Prompt =>
Go through the listing and copy each line with the string "FGOALS".

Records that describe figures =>
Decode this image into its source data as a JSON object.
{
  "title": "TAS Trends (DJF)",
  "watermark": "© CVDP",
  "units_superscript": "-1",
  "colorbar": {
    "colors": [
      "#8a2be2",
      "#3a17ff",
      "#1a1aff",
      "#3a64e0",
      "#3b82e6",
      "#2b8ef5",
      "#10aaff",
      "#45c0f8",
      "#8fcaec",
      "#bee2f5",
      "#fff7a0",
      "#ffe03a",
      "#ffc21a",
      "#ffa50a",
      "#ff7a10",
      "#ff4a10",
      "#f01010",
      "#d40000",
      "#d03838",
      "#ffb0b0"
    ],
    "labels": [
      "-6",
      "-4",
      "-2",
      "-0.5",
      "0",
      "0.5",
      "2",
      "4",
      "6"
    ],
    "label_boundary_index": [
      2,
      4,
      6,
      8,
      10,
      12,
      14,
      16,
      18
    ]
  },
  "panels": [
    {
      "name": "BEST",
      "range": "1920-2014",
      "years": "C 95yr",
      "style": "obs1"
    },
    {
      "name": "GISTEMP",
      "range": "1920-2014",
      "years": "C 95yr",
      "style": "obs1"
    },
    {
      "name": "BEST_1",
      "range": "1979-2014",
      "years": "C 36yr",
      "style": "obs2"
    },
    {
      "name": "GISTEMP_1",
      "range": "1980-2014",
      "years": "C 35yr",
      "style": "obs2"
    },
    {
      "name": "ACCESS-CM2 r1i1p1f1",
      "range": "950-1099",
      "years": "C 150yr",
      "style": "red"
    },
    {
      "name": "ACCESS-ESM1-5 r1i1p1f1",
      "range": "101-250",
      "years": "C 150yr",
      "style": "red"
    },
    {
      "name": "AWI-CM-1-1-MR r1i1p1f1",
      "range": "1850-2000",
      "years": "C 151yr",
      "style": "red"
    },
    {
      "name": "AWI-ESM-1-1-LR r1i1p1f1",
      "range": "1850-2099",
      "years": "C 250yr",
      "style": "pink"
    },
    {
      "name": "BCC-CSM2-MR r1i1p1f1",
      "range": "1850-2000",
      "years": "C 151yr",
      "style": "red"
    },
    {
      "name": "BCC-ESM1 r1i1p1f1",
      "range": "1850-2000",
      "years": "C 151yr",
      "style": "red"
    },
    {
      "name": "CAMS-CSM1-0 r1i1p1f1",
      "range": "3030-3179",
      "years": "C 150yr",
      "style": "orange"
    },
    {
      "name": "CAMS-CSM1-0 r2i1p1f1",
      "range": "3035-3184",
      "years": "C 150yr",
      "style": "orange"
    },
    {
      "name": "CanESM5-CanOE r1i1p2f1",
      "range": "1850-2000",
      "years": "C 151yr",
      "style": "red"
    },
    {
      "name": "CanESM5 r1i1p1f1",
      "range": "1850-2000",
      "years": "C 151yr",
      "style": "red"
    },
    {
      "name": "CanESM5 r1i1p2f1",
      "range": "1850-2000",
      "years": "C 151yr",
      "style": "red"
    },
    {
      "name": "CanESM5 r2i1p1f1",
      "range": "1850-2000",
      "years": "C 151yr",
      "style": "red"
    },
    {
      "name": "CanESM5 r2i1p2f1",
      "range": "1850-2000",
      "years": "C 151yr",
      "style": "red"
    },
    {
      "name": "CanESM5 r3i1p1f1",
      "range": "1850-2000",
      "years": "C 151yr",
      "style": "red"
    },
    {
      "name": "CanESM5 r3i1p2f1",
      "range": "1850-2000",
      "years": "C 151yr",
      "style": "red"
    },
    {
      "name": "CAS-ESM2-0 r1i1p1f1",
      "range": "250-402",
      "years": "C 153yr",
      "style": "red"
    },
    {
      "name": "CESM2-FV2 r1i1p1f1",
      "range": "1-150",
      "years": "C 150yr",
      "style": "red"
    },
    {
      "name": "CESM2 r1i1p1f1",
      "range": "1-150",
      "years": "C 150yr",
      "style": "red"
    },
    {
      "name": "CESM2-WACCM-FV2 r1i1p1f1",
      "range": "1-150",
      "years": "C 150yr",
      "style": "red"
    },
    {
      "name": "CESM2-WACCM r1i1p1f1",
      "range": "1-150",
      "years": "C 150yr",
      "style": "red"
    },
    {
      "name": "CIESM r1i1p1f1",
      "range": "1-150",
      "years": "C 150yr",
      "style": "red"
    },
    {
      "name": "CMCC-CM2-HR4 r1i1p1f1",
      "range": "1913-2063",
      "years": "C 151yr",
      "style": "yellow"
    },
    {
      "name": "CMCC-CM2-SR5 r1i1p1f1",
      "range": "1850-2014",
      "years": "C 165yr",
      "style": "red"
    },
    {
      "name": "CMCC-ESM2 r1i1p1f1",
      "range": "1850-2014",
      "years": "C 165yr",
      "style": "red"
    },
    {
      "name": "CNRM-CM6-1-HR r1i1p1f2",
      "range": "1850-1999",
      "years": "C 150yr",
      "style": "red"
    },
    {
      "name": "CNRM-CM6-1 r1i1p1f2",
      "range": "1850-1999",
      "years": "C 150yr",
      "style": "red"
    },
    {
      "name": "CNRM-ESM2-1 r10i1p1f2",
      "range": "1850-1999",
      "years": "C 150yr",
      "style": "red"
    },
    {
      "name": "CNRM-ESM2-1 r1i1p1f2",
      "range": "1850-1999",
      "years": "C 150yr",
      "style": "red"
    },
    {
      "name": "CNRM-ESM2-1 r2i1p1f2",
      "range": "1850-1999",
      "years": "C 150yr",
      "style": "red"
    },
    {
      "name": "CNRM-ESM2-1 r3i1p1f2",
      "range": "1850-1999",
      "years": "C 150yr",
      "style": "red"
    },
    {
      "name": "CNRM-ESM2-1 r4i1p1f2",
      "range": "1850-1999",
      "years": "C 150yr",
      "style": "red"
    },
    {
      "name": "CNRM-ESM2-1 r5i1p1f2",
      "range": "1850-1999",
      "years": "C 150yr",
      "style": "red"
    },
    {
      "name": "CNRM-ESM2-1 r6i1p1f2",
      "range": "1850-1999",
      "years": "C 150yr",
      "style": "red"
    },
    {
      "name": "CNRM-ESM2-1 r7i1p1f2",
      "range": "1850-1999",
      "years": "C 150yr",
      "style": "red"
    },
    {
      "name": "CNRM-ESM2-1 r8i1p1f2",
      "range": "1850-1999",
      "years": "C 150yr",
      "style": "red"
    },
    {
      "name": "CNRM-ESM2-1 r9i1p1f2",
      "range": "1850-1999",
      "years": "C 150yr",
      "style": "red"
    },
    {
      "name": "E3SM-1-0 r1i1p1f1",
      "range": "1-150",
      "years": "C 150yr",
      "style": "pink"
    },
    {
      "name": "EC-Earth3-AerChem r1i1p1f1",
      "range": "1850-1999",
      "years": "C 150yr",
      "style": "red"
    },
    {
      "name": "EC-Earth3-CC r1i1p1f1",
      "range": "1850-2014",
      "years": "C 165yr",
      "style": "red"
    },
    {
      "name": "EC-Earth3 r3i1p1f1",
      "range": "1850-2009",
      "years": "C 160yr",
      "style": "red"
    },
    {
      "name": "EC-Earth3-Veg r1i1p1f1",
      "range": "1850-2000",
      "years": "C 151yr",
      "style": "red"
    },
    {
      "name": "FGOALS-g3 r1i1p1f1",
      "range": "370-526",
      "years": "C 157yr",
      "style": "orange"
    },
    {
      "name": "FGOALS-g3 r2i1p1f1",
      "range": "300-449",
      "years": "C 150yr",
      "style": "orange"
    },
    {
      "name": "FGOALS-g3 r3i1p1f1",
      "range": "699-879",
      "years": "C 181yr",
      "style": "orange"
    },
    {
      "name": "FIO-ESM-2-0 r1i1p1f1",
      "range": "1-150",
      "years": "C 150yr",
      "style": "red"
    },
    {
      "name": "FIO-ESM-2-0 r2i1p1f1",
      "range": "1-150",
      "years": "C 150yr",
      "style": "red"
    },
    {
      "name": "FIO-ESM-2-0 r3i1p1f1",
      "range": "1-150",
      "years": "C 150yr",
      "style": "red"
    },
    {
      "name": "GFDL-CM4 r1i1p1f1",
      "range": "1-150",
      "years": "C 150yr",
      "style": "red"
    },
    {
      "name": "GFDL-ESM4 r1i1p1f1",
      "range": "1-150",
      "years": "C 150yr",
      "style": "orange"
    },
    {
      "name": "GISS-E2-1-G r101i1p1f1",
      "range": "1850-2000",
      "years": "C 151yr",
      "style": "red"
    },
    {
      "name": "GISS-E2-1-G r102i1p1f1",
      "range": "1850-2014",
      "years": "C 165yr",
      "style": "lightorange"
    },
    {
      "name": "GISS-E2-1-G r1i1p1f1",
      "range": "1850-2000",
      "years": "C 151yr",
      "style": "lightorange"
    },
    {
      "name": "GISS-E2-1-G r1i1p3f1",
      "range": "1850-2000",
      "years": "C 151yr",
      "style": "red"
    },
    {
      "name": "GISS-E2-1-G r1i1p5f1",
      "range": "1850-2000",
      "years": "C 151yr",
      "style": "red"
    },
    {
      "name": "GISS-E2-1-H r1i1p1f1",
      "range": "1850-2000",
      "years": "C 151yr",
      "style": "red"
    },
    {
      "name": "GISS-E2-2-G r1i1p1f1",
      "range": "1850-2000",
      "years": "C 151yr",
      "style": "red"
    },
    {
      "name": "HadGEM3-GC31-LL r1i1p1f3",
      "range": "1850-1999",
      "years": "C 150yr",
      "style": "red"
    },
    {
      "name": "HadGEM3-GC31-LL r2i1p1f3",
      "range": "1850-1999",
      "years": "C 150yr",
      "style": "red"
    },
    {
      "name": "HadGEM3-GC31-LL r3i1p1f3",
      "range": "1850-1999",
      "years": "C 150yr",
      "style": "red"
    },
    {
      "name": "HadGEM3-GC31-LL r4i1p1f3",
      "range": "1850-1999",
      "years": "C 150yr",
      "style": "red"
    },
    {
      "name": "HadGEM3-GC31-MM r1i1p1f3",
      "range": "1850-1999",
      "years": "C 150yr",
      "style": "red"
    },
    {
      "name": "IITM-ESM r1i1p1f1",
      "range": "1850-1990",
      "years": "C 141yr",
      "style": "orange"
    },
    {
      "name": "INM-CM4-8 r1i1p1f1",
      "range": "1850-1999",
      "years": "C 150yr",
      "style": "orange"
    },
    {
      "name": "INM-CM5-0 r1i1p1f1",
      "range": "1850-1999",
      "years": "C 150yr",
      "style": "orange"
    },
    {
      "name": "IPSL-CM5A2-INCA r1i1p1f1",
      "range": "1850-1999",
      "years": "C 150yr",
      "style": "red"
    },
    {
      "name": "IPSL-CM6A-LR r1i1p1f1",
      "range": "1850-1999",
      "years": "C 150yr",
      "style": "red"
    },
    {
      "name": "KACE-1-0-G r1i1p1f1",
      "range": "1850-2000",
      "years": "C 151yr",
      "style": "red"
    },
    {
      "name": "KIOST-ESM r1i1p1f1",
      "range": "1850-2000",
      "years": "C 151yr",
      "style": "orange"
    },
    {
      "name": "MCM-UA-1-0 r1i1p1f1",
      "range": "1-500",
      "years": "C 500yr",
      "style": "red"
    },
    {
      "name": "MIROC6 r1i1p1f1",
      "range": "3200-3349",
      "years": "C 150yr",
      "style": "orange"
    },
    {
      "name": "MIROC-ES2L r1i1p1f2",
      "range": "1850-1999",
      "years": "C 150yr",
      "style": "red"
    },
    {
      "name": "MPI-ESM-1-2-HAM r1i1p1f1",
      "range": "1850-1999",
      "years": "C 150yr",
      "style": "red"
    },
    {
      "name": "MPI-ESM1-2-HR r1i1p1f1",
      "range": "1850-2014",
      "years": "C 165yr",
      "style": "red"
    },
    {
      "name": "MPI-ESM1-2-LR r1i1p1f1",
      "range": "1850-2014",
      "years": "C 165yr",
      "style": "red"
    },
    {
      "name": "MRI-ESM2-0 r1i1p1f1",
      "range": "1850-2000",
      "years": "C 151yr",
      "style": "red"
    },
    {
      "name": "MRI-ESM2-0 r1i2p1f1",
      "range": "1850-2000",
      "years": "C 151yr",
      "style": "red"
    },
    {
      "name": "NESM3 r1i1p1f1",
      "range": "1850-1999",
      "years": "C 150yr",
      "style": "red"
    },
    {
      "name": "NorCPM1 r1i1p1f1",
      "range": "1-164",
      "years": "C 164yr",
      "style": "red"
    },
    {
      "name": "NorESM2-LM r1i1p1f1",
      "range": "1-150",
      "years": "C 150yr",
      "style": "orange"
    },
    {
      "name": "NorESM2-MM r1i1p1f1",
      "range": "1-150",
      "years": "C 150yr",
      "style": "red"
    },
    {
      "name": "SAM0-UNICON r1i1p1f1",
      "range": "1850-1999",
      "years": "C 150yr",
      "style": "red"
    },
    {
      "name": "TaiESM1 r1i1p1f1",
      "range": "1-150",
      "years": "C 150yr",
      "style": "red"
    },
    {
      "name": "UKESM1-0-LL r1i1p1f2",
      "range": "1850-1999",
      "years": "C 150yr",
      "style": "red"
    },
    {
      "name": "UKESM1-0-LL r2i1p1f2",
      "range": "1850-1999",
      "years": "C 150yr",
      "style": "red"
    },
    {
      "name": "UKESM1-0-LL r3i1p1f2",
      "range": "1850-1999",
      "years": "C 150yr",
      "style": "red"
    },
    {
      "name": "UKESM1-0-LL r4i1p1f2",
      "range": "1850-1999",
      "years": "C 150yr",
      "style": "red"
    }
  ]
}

Reply to the exercise =>
      "name": "FGOALS-g3 r1i1p1f1",
      "name": "FGOALS-g3 r2i1p1f1",
      "name": "FGOALS-g3 r3i1p1f1",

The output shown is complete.